*STATED PROBLEM*: Copy out every line in which the string "HITLER" occurs.

[A block of data]
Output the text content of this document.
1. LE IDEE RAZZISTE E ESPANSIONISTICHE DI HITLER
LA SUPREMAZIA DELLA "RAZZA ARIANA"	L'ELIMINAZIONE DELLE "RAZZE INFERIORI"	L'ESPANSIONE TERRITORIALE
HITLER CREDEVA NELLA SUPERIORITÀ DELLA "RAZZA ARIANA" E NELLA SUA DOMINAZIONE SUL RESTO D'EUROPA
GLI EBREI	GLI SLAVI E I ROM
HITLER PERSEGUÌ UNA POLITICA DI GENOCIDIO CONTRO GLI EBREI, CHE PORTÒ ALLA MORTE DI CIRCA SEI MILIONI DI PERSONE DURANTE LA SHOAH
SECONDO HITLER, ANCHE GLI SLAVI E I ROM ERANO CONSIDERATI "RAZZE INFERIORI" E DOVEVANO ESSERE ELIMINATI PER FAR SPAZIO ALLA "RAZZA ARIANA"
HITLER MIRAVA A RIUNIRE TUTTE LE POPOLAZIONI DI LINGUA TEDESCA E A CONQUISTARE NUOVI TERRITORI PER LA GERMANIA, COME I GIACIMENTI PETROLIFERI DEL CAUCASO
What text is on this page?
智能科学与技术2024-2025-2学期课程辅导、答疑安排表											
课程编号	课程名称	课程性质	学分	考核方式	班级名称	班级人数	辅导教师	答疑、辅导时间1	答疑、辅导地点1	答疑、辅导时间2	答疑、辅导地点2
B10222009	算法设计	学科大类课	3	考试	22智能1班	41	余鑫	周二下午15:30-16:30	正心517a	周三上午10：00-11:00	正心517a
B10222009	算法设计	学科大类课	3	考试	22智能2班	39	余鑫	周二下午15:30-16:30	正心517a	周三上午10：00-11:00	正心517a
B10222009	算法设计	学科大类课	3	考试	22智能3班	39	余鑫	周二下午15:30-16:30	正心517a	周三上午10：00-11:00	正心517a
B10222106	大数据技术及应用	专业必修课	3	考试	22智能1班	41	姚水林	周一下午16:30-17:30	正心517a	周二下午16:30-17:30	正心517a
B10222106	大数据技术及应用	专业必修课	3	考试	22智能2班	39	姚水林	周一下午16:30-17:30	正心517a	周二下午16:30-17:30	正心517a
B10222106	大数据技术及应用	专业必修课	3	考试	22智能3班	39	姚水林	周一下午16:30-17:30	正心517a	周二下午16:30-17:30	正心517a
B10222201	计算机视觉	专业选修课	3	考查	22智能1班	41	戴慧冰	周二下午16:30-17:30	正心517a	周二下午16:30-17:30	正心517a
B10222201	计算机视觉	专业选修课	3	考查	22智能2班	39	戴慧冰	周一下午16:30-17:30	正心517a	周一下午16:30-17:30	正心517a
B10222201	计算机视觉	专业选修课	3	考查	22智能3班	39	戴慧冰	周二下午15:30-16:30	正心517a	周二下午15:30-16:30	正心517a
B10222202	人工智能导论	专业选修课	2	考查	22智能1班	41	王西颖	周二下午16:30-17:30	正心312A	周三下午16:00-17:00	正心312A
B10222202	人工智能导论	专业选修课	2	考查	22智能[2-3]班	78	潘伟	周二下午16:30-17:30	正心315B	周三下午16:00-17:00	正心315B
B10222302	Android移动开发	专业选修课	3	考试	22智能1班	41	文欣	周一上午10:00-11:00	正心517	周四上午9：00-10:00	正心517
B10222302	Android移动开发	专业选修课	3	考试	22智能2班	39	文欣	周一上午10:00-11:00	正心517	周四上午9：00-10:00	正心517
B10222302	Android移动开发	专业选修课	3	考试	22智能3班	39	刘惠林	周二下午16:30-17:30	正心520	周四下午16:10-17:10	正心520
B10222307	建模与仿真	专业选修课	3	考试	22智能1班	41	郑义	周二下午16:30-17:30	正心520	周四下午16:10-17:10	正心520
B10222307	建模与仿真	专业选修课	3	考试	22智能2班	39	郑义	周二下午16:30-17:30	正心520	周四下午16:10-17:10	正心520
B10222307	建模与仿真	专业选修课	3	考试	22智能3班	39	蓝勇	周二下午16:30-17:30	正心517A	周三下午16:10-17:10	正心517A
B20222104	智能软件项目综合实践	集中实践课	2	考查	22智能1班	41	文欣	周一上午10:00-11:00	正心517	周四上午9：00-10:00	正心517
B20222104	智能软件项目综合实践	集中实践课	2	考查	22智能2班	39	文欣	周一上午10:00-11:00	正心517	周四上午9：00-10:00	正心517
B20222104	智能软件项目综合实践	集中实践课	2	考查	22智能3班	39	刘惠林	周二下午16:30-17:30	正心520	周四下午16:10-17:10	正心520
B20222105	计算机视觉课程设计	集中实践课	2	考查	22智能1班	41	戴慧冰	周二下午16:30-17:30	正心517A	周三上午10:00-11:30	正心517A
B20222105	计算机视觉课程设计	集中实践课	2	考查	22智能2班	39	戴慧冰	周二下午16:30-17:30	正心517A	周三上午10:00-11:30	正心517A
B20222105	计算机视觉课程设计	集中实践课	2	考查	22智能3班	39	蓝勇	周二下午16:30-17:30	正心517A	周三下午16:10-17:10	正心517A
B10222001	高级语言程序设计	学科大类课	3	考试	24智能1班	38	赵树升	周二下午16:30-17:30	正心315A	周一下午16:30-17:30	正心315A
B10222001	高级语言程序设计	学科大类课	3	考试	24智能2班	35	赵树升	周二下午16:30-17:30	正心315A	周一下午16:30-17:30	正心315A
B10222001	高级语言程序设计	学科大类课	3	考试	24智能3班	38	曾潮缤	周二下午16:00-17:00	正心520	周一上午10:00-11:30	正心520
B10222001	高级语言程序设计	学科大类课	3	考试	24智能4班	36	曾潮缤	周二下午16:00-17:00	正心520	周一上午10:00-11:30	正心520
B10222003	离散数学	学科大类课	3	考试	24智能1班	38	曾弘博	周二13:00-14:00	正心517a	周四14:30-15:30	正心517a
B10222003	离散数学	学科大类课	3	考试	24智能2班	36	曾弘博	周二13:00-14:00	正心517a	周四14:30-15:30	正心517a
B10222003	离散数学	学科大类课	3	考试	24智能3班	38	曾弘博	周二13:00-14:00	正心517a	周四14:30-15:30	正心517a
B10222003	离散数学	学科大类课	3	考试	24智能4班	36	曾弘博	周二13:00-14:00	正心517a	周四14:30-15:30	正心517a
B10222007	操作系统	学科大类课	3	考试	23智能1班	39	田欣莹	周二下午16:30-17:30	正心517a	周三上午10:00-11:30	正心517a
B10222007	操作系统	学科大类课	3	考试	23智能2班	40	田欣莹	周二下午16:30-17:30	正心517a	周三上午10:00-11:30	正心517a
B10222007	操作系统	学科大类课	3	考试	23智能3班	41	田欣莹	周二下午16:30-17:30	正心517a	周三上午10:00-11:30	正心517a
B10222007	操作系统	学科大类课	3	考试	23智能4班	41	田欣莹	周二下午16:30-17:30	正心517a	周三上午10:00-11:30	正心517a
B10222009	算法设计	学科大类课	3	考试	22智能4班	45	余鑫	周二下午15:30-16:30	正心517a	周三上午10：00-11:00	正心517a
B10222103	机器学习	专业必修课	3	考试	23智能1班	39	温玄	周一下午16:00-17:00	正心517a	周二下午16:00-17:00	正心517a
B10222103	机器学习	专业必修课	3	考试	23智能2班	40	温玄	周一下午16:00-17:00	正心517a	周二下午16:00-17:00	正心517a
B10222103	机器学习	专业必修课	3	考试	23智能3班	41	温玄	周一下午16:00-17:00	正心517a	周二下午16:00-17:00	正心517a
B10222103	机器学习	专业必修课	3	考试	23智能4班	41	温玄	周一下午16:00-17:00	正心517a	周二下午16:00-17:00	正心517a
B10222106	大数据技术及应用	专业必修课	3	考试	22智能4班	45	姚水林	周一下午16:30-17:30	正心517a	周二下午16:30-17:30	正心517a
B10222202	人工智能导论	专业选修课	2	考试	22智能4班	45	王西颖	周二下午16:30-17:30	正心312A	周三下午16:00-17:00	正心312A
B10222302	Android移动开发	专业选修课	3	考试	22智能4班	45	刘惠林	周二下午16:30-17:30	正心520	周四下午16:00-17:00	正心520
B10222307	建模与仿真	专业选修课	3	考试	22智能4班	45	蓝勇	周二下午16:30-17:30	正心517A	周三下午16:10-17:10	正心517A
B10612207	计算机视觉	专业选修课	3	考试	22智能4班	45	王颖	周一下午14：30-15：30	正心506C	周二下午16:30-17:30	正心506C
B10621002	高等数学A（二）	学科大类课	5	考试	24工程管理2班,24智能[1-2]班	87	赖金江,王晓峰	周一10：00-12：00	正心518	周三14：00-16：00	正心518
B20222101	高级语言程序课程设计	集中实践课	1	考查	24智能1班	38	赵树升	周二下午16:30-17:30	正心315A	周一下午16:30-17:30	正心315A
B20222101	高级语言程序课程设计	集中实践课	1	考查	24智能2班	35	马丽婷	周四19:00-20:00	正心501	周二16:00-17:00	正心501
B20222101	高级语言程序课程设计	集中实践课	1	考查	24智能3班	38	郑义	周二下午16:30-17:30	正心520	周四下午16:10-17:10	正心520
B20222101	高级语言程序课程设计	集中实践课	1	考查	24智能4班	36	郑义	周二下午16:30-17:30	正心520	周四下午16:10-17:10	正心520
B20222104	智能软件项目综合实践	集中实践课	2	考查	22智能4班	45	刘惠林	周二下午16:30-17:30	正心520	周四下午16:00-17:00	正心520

*FINISHED EXERCISE*:
1. LE IDEE RAZZISTE E ESPANSIONISTICHE DI HITLER
HITLER CREDEVA NELLA SUPERIORITÀ DELLA "RAZZA ARIANA" E NELLA SUA DOMINAZIONE SUL RESTO D'EUROPA
HITLER PERSEGUÌ UNA POLITICA DI GENOCIDIO CONTRO GLI EBREI, CHE PORTÒ ALLA MORTE DI CIRCA SEI MILIONI DI PERSONE DURANTE LA SHOAH
SECONDO HITLER, ANCHE GLI SLAVI E I ROM ERANO CONSIDERATI "RAZZE INFERIORI" E DOVEVANO ESSERE ELIMINATI PER FAR SPAZIO ALLA "RAZZA ARIANA"
HITLER MIRAVA A RIUNIRE TUTTE LE POPOLAZIONI DI LINGUA TEDESCA E A CONQUISTARE NUOVI TERRITORI PER LA GERMANIA, COME I GIACIMENTI PETROLIFERI DEL CAUCASO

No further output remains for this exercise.